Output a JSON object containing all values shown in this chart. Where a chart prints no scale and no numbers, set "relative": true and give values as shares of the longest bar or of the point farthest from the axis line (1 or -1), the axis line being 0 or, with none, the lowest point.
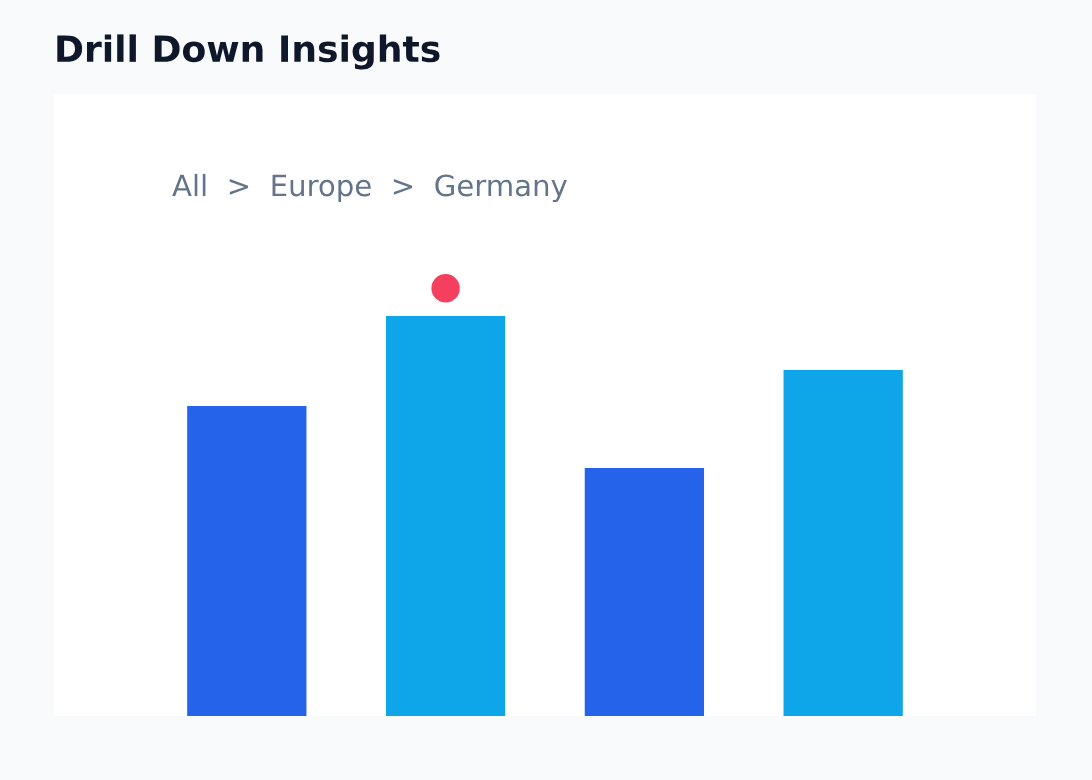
{
  "chart_data": {
    "type": "bar",
    "title": "Drill Down Insights",
    "subtitle": "All  >  Europe  >  Germany",
    "categories": [
      null,
      null,
      null,
      null
    ],
    "values": [
      0.775,
      1,
      0.62,
      0.865
    ],
    "colors": [
      "#2563eb",
      "#0ea5e9",
      "#2563eb",
      "#0ea5e9"
    ],
    "relative": true,
    "grid": false,
    "legend": false
  }
}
────────────────────
EXERCISE DETAILS: Return each line of the data, keeping its wording exact and omitting pictures.

REPLY:
Output a JSON object containing all values shown in this chart. Where a chart prints no scale and no numbers, set "relative": true and give values as shares of the longest bar or of the point farthest from the axis line (1 or -1), the axis line being 0 or, with none, the lowest point.
{
  "chart_data": {
    "type": "bar",
    "title": "Drill Down Insights",
    "subtitle": "All  >  Europe  >  Germany",
    "categories": [
      null,
      null,
      null,
      null
    ],
    "values": [
      0.775,
      1,
      0.62,
      0.865
    ],
    "colors": [
      "#2563eb",
      "#0ea5e9",
      "#2563eb",
      "#0ea5e9"
    ],
    "relative": true,
    "grid": false,
    "legend": false
  }
}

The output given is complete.